◆ **Task description**
From the entries below, copy every line where the string "data" appears.

** Start of Entries **

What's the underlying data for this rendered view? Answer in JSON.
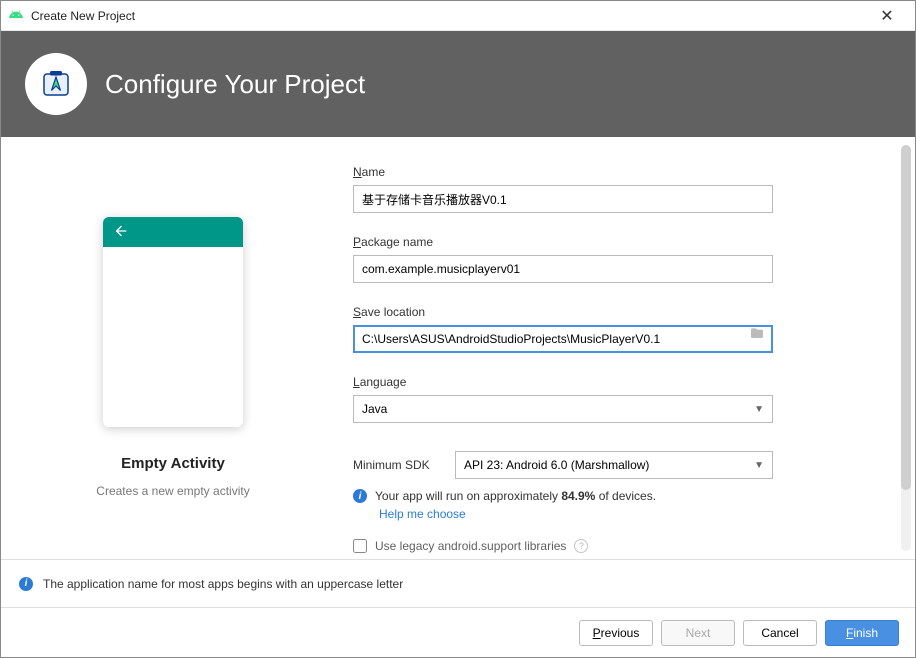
{
  "titlebar": {
    "title": "Create New Project"
  },
  "header": {
    "title": "Configure Your Project"
  },
  "form": {
    "name_label_prefix": "N",
    "name_label_rest": "ame",
    "name_value": "基于存储卡音乐播放器V0.1",
    "package_label_prefix": "P",
    "package_label_rest": "ackage name",
    "package_value": "com.example.musicplayerv01",
    "save_label_prefix": "S",
    "save_label_rest": "ave location",
    "save_value": "C:\\Users\\ASUS\\AndroidStudioProjects\\MusicPlayerV0.1",
    "language_label_prefix": "L",
    "language_label_rest": "anguage",
    "language_value": "Java",
    "min_sdk_label": "Minimum SDK",
    "min_sdk_value": "API 23: Android 6.0 (Marshmallow)",
    "info_text_prefix": "Your app will run on approximately ",
    "info_text_percent": "84.9%",
    "info_text_suffix": " of devices.",
    "help_link": "Help me choose",
    "legacy_label": "Use legacy android.support libraries"
  },
  "preview": {
    "title": "Empty Activity",
    "subtitle": "Creates a new empty activity"
  },
  "status": {
    "message": "The application name for most apps begins with an uppercase letter"
  },
  "footer": {
    "previous_prefix": "P",
    "previous_rest": "revious",
    "next": "Next",
    "cancel": "Cancel",
    "finish_prefix": "F",
    "finish_rest": "inish"
  }
}
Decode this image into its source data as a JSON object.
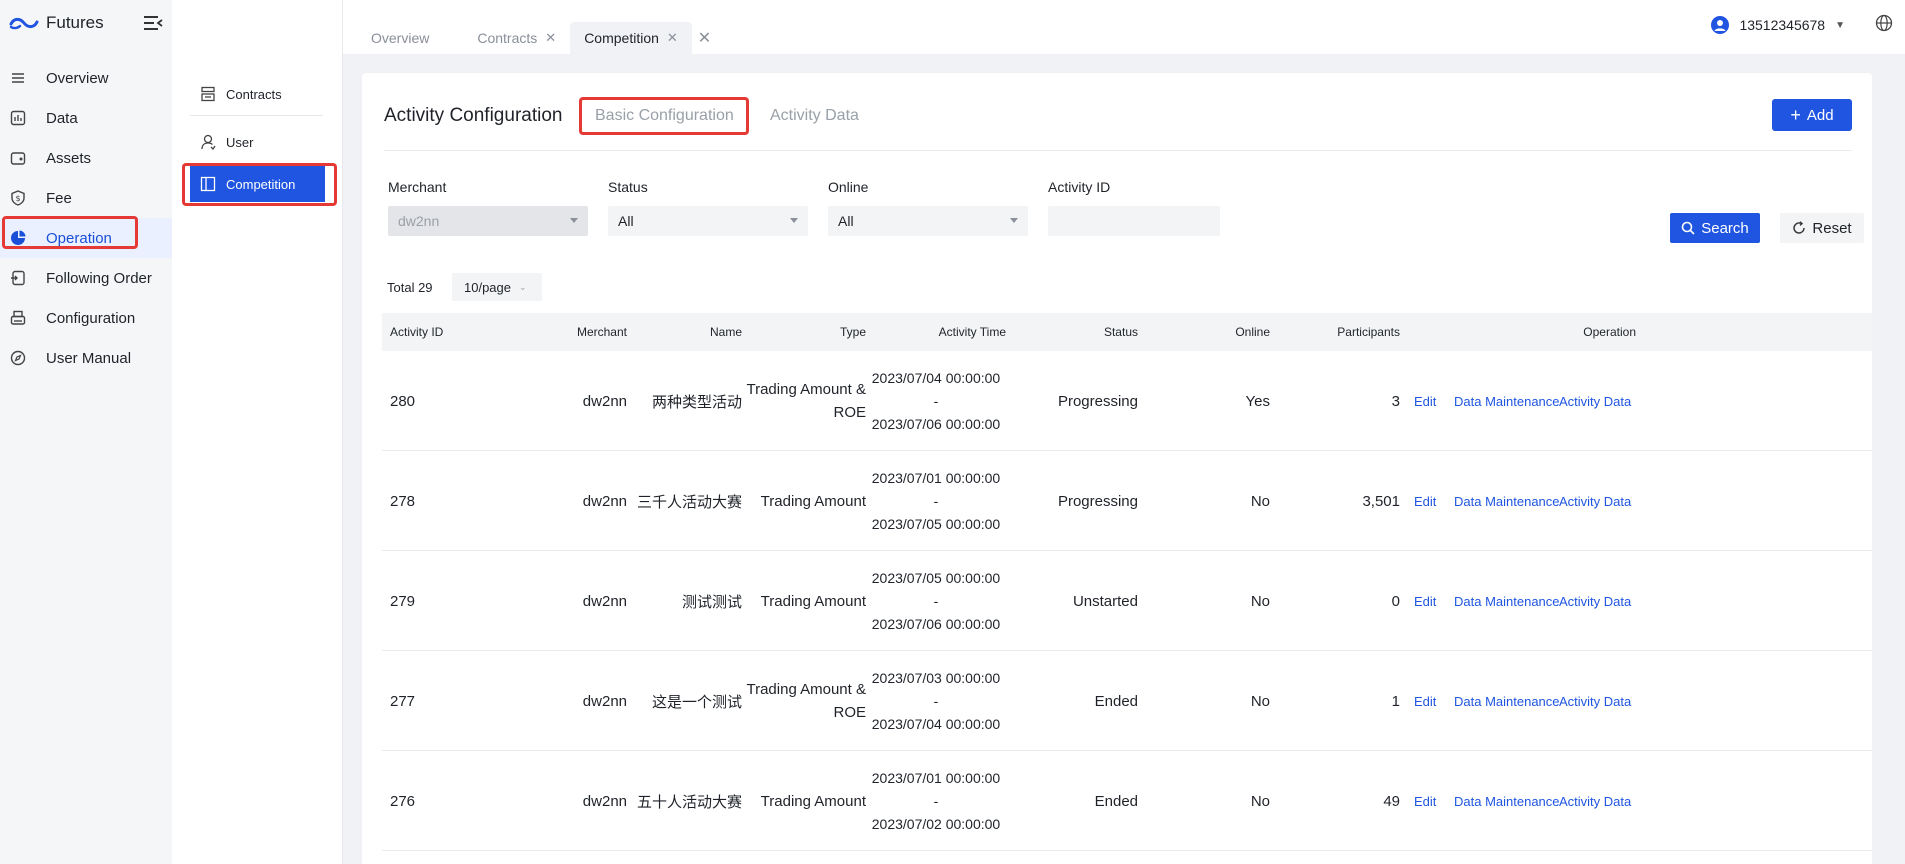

** End of Entries **

◆ **Response for this exercise**
What's the underlying data for this rendered view? Answer in JSON.
Decode this image into its source data as a JSON object.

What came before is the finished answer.